• **Reading text**
▼▼▼

The first time I ever heard of Max Bruch’s Violin Concerto in G Minor was when I was in high school, when I was playing time-keeper for a music competition. I watched an 11-year-old Korean girl play the 3rd movement flawlessly. Technique, tone, tempo – all of it (at least to me) was perfect. I would like to believe she went on to win the school-wide inter-scholastic competition. What she missed, though, was emotion. It was mechanically flawless but a little wanting of soul. Perhaps it was her youth.

These judgments, however, are clearly only my humble opinion. I don’t claim to offer any authoritative criticism whatsoever. It’s funny though, what people have to say about musical performances. Some people are experts, others amateurs. Some people just judge based on emotion. Some don’t offer any sort of productive feedback at all. Me – I can only base things on what I like, really.

▲▲▲

• **Written instruction 1**
In the records, rename "visits-bar-rechner" to "visits-bar-computer" everywhere between the line holding "requests-bar-dateien-day-16 [254,212,263,220]" and the line holding "volume-bar-volumen-day-12 [191,412,200,478]", inclusive. Give back only those lines, with everything else left as it is.
The text and the records have nothing to do with each other.

• **Provided data**
▼▼▼

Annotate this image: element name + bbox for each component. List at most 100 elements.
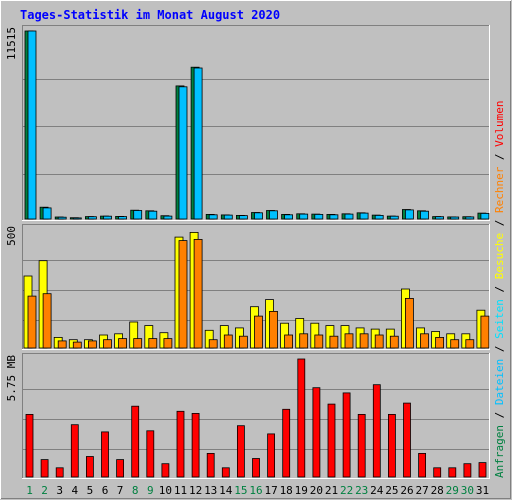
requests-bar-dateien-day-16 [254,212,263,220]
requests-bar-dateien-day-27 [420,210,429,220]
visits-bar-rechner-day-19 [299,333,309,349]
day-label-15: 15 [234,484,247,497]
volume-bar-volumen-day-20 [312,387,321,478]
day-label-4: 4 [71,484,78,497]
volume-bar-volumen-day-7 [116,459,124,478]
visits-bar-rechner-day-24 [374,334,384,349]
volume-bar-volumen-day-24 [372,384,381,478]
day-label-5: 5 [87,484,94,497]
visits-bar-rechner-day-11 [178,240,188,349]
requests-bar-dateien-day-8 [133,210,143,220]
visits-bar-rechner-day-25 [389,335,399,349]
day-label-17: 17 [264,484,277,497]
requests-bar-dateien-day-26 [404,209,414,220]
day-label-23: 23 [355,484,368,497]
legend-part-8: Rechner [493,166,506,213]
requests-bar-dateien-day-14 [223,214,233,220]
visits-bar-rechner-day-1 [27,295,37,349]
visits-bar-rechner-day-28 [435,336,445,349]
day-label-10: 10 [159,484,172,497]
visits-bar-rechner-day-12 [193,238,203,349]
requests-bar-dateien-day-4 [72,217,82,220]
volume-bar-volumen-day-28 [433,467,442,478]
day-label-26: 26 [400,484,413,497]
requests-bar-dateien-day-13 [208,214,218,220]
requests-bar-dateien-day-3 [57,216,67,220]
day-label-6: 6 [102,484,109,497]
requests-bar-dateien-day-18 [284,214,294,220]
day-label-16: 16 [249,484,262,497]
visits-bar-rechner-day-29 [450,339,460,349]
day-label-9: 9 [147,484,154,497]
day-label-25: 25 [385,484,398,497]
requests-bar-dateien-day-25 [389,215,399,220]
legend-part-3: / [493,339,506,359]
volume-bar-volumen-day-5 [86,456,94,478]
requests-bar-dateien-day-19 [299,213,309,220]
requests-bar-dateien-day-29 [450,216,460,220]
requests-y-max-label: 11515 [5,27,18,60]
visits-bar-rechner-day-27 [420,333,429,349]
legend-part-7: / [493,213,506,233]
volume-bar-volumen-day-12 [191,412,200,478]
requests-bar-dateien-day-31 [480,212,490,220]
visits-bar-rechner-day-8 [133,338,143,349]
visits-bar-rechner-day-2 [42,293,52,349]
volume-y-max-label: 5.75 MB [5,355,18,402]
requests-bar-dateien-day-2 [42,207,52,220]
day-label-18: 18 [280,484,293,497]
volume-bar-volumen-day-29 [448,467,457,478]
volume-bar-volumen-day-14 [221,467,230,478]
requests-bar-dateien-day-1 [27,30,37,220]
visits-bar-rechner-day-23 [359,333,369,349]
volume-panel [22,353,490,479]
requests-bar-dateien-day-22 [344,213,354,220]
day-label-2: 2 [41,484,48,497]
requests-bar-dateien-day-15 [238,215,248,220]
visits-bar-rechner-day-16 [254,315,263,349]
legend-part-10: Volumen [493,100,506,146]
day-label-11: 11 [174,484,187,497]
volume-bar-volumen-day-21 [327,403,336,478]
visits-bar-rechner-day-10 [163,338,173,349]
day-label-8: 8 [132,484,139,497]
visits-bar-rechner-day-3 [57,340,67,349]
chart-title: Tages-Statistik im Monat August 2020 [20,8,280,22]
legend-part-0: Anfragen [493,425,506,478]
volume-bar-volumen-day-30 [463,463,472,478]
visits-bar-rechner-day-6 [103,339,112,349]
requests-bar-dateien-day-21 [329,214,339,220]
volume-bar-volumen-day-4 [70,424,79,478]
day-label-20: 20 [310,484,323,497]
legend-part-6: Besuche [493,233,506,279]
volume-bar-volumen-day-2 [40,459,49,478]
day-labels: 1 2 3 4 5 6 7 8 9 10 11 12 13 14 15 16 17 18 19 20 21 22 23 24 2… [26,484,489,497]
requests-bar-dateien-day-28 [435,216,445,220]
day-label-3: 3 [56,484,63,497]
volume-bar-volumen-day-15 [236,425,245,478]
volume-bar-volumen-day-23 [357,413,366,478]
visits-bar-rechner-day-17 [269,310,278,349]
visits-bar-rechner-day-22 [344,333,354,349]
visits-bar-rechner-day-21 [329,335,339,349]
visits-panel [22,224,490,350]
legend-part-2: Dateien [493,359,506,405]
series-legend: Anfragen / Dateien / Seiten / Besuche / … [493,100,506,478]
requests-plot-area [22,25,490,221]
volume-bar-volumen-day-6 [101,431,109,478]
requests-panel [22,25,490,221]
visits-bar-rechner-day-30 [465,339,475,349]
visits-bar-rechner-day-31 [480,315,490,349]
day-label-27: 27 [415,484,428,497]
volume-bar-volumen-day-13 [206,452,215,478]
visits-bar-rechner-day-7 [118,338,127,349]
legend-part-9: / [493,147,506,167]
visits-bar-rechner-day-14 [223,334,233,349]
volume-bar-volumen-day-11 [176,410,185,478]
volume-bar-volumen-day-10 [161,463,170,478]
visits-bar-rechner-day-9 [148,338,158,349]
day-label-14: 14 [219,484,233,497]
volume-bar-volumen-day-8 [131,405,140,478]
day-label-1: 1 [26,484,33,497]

▲▲▲

• **Written instruction 2**
In the text about Max Bruch's Violin Concerto in G Minor, how old was the girl who played the third movement at the music competition?

• **Right answer 1**
requests-bar-dateien-day-16 [254,212,263,220]
requests-bar-dateien-day-27 [420,210,429,220]
visits-bar-computer-day-19 [299,333,309,349]
day-label-15: 15 [234,484,247,497]
volume-bar-volumen-day-20 [312,387,321,478]
day-label-4: 4 [71,484,78,497]
volume-bar-volumen-day-7 [116,459,124,478]
visits-bar-computer-day-24 [374,334,384,349]
volume-bar-volumen-day-24 [372,384,381,478]
day-label-5: 5 [87,484,94,497]
visits-bar-computer-day-11 [178,240,188,349]
requests-bar-dateien-day-8 [133,210,143,220]
visits-bar-computer-day-25 [389,335,399,349]
day-label-17: 17 [264,484,277,497]
requests-bar-dateien-day-26 [404,209,414,220]
day-label-23: 23 [355,484,368,497]
legend-part-8: Rechner [493,166,506,213]
requests-bar-dateien-day-14 [223,214,233,220]
visits-bar-computer-day-1 [27,295,37,349]
visits-bar-computer-day-28 [435,336,445,349]
day-label-10: 10 [159,484,172,497]
visits-bar-computer-day-12 [193,238,203,349]
requests-bar-dateien-day-4 [72,217,82,220]
volume-bar-volumen-day-28 [433,467,442,478]
day-label-26: 26 [400,484,413,497]
requests-bar-dateien-day-13 [208,214,218,220]
requests-bar-dateien-day-3 [57,216,67,220]
day-label-6: 6 [102,484,109,497]
requests-bar-dateien-day-18 [284,214,294,220]
day-label-16: 16 [249,484,262,497]
visits-bar-computer-day-29 [450,339,460,349]
day-label-9: 9 [147,484,154,497]
day-label-25: 25 [385,484,398,497]
requests-bar-dateien-day-25 [389,215,399,220]
legend-part-3: / [493,339,506,359]
volume-bar-volumen-day-5 [86,456,94,478]
requests-bar-dateien-day-19 [299,213,309,220]
requests-bar-dateien-day-29 [450,216,460,220]
requests-y-max-label: 11515 [5,27,18,60]
visits-bar-computer-day-27 [420,333,429,349]
legend-part-7: / [493,213,506,233]
volume-bar-volumen-day-12 [191,412,200,478]

• **Right answer 2**
She was 11 years old.